◆ PROBLEM REQUIREMENTS
Will you write out all the entries below exactly?

◆ DATA FOR THIS TASK
** BEGIN **
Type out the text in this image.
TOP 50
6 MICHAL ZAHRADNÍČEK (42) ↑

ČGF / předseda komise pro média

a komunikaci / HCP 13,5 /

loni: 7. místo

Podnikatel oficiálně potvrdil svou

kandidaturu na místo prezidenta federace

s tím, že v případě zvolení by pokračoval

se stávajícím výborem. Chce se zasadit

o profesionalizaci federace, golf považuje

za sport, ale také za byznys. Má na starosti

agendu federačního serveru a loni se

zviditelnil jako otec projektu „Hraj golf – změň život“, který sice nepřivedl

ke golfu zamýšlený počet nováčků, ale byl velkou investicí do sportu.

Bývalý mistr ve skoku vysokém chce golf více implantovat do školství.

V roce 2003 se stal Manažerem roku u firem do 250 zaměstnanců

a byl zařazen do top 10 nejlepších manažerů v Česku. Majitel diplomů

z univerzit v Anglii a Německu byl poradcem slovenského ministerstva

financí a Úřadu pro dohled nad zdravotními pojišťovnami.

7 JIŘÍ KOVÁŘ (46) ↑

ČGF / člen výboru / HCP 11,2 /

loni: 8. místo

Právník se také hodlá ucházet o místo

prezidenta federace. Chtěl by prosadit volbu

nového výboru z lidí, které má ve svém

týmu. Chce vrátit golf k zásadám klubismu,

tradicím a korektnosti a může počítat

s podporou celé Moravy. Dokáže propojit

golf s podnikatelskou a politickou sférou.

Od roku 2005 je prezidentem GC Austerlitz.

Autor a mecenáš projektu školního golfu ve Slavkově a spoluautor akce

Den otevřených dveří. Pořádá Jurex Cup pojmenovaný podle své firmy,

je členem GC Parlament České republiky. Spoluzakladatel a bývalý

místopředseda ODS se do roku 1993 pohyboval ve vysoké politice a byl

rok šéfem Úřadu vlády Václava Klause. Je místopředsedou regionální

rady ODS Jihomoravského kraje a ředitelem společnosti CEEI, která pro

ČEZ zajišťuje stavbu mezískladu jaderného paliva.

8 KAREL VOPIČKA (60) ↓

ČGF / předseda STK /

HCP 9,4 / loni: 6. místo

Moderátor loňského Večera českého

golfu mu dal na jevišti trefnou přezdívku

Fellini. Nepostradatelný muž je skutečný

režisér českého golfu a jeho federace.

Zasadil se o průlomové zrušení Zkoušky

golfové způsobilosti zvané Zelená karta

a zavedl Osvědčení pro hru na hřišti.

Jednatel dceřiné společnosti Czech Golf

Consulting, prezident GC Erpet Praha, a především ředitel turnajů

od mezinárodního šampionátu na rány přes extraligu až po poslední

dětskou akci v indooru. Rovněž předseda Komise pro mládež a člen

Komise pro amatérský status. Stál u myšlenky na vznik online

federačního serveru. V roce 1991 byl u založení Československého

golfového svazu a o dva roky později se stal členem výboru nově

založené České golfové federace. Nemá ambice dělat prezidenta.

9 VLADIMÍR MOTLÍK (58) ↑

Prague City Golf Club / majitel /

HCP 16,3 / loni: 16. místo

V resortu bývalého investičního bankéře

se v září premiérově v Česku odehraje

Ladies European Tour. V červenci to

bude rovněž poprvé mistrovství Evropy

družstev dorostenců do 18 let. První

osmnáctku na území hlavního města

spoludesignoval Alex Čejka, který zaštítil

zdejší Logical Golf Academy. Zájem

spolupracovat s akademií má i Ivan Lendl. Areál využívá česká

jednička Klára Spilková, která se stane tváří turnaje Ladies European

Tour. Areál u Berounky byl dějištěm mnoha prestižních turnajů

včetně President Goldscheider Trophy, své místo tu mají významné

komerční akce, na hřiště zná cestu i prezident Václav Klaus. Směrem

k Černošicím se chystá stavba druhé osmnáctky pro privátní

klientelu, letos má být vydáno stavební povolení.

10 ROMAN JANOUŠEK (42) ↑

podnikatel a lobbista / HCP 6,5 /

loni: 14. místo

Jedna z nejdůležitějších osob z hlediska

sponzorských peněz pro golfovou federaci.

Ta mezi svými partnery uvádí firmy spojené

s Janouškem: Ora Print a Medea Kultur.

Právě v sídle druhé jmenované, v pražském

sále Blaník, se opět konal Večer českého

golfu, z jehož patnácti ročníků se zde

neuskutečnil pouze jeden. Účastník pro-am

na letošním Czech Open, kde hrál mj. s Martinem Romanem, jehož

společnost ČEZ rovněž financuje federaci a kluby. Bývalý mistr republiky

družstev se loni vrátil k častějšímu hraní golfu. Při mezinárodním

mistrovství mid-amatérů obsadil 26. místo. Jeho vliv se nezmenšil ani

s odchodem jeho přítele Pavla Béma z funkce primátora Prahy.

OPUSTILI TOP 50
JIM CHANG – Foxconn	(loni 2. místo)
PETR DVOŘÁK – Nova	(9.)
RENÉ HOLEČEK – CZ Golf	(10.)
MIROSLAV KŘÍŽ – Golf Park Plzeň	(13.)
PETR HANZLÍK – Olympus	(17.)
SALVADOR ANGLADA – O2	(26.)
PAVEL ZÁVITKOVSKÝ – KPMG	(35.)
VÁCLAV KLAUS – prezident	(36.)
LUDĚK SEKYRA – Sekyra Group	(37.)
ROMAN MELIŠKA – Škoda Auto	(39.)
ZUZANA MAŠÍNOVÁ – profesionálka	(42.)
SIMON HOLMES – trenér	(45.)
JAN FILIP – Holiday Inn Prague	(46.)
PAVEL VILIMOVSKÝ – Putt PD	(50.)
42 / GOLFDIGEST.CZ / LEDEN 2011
** END **
◆ COMPLETED EXERCISE
Type out the text in this image.
TOP 50
6 MICHAL ZAHRADNÍČEK (42) ↑

ČGF / předseda komise pro média

a komunikaci / HCP 13,5 /

loni: 7. místo

Podnikatel oficiálně potvrdil svou

kandidaturu na místo prezidenta federace

s tím, že v případě zvolení by pokračoval

se stávajícím výborem. Chce se zasadit

o profesionalizaci federace, golf považuje

za sport, ale také za byznys. Má na starosti

agendu federačního serveru a loni se

zviditelnil jako otec projektu „Hraj golf – změň život“, který sice nepřivedl

ke golfu zamýšlený počet nováčků, ale byl velkou investicí do sportu.

Bývalý mistr ve skoku vysokém chce golf více implantovat do školství.

V roce 2003 se stal Manažerem roku u firem do 250 zaměstnanců

a byl zařazen do top 10 nejlepších manažerů v Česku. Majitel diplomů

z univerzit v Anglii a Německu byl poradcem slovenského ministerstva

financí a Úřadu pro dohled nad zdravotními pojišťovnami.

7 JIŘÍ KOVÁŘ (46) ↑

ČGF / člen výboru / HCP 11,2 /

loni: 8. místo

Právník se také hodlá ucházet o místo

prezidenta federace. Chtěl by prosadit volbu

nového výboru z lidí, které má ve svém

týmu. Chce vrátit golf k zásadám klubismu,

tradicím a korektnosti a může počítat

s podporou celé Moravy. Dokáže propojit

golf s podnikatelskou a politickou sférou.

Od roku 2005 je prezidentem GC Austerlitz.

Autor a mecenáš projektu školního golfu ve Slavkově a spoluautor akce

Den otevřených dveří. Pořádá Jurex Cup pojmenovaný podle své firmy,

je členem GC Parlament České republiky. Spoluzakladatel a bývalý

místopředseda ODS se do roku 1993 pohyboval ve vysoké politice a byl

rok šéfem Úřadu vlády Václava Klause. Je místopředsedou regionální

rady ODS Jihomoravského kraje a ředitelem společnosti CEEI, která pro

ČEZ zajišťuje stavbu mezískladu jaderného paliva.

8 KAREL VOPIČKA (60) ↓

ČGF / předseda STK /

HCP 9,4 / loni: 6. místo

Moderátor loňského Večera českého

golfu mu dal na jevišti trefnou přezdívku

Fellini. Nepostradatelný muž je skutečný

režisér českého golfu a jeho federace.

Zasadil se o průlomové zrušení Zkoušky

golfové způsobilosti zvané Zelená karta

a zavedl Osvědčení pro hru na hřišti.

Jednatel dceřiné společnosti Czech Golf

Consulting, prezident GC Erpet Praha, a především ředitel turnajů

od mezinárodního šampionátu na rány přes extraligu až po poslední

dětskou akci v indooru. Rovněž předseda Komise pro mládež a člen

Komise pro amatérský status. Stál u myšlenky na vznik online

federačního serveru. V roce 1991 byl u založení Československého

golfového svazu a o dva roky později se stal členem výboru nově

založené České golfové federace. Nemá ambice dělat prezidenta.

9 VLADIMÍR MOTLÍK (58) ↑

Prague City Golf Club / majitel /

HCP 16,3 / loni: 16. místo

V resortu bývalého investičního bankéře

se v září premiérově v Česku odehraje

Ladies European Tour. V červenci to

bude rovněž poprvé mistrovství Evropy

družstev dorostenců do 18 let. První

osmnáctku na území hlavního města

spoludesignoval Alex Čejka, který zaštítil

zdejší Logical Golf Academy. Zájem

spolupracovat s akademií má i Ivan Lendl. Areál využívá česká

jednička Klára Spilková, která se stane tváří turnaje Ladies European

Tour. Areál u Berounky byl dějištěm mnoha prestižních turnajů

včetně President Goldscheider Trophy, své místo tu mají významné

komerční akce, na hřiště zná cestu i prezident Václav Klaus. Směrem

k Černošicím se chystá stavba druhé osmnáctky pro privátní

klientelu, letos má být vydáno stavební povolení.

10 ROMAN JANOUŠEK (42) ↑

podnikatel a lobbista / HCP 6,5 /

loni: 14. místo

Jedna z nejdůležitějších osob z hlediska

sponzorských peněz pro golfovou federaci.

Ta mezi svými partnery uvádí firmy spojené

s Janouškem: Ora Print a Medea Kultur.

Právě v sídle druhé jmenované, v pražském

sále Blaník, se opět konal Večer českého

golfu, z jehož patnácti ročníků se zde

neuskutečnil pouze jeden. Účastník pro-am

na letošním Czech Open, kde hrál mj. s Martinem Romanem, jehož

společnost ČEZ rovněž financuje federaci a kluby. Bývalý mistr republiky

družstev se loni vrátil k častějšímu hraní golfu. Při mezinárodním

mistrovství mid-amatérů obsadil 26. místo. Jeho vliv se nezmenšil ani

s odchodem jeho přítele Pavla Béma z funkce primátora Prahy.

OPUSTILI TOP 50
JIM CHANG – Foxconn	(loni 2. místo)
PETR DVOŘÁK – Nova	(9.)
RENÉ HOLEČEK – CZ Golf	(10.)
MIROSLAV KŘÍŽ – Golf Park Plzeň	(13.)
PETR HANZLÍK – Olympus	(17.)
SALVADOR ANGLADA – O2	(26.)
PAVEL ZÁVITKOVSKÝ – KPMG	(35.)
VÁCLAV KLAUS – prezident	(36.)
LUDĚK SEKYRA – Sekyra Group	(37.)
ROMAN MELIŠKA – Škoda Auto	(39.)
ZUZANA MAŠÍNOVÁ – profesionálka	(42.)
SIMON HOLMES – trenér	(45.)
JAN FILIP – Holiday Inn Prague	(46.)
PAVEL VILIMOVSKÝ – Putt PD	(50.)
42 / GOLFDIGEST.CZ / LEDEN 2011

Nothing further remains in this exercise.